§ **To do**
Output the entries word for word. Omit images.
===== Extracted records
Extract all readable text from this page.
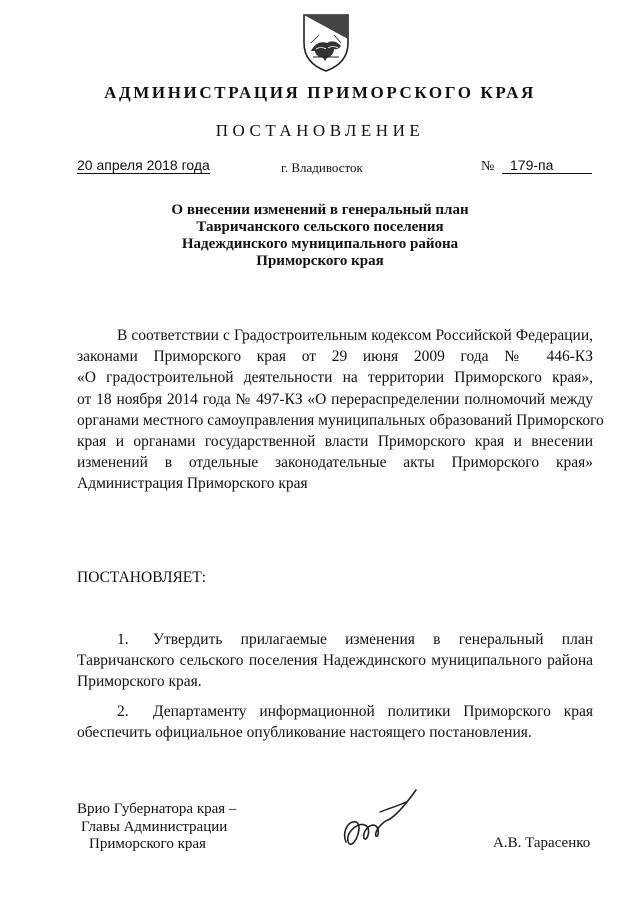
АДМИНИСТРАЦИЯ ПРИМОРСКОГО КРАЯ
ПОСТАНОВЛЕНИЕ
20 апреля 2018 года	г. Владивосток	№	179-па
О внесении изменений в генеральный план
Тавричанского сельского поселения
Надеждинского муниципального района
Приморского края
В соответствии с Градостроительным кодексом Российской Федерации,
законами Приморского края от 29 июня 2009 года № 446-КЗ
«О градостроительной деятельности на территории Приморского края»,
от 18 ноября 2014 года № 497-КЗ «О перераспределении полномочий между
органами местного самоуправления муниципальных образований Приморского
края и органами государственной власти Приморского края и внесении
изменений в отдельные законодательные акты Приморского края»
Администрация Приморского края
ПОСТАНОВЛЯЕТ:
1.	Утвердить прилагаемые изменения в генеральный план
Тавричанского сельского поселения Надеждинского муниципального района
Приморского края.
2.	Департаменту информационной политики Приморского края
обеспечить официальное опубликование настоящего постановления.
Врио Губернатора края –
Главы Администрации
Приморского края	А.В. Тарасенко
==========
§ **Written response**
Extract all readable text from this page.
АДМИНИСТРАЦИЯ ПРИМОРСКОГО КРАЯ
ПОСТАНОВЛЕНИЕ
20 апреля 2018 года	г. Владивосток	№	179-па
О внесении изменений в генеральный план
Тавричанского сельского поселения
Надеждинского муниципального района
Приморского края
В соответствии с Градостроительным кодексом Российской Федерации,
законами Приморского края от 29 июня 2009 года № 446-КЗ
«О градостроительной деятельности на территории Приморского края»,
от 18 ноября 2014 года № 497-КЗ «О перераспределении полномочий между
органами местного самоуправления муниципальных образований Приморского
края и органами государственной власти Приморского края и внесении
изменений в отдельные законодательные акты Приморского края»
Администрация Приморского края
ПОСТАНОВЛЯЕТ:
1.	Утвердить прилагаемые изменения в генеральный план
Тавричанского сельского поселения Надеждинского муниципального района
Приморского края.
2.	Департаменту информационной политики Приморского края
обеспечить официальное опубликование настоящего постановления.
Врио Губернатора края –
Главы Администрации
Приморского края	А.В. Тарасенко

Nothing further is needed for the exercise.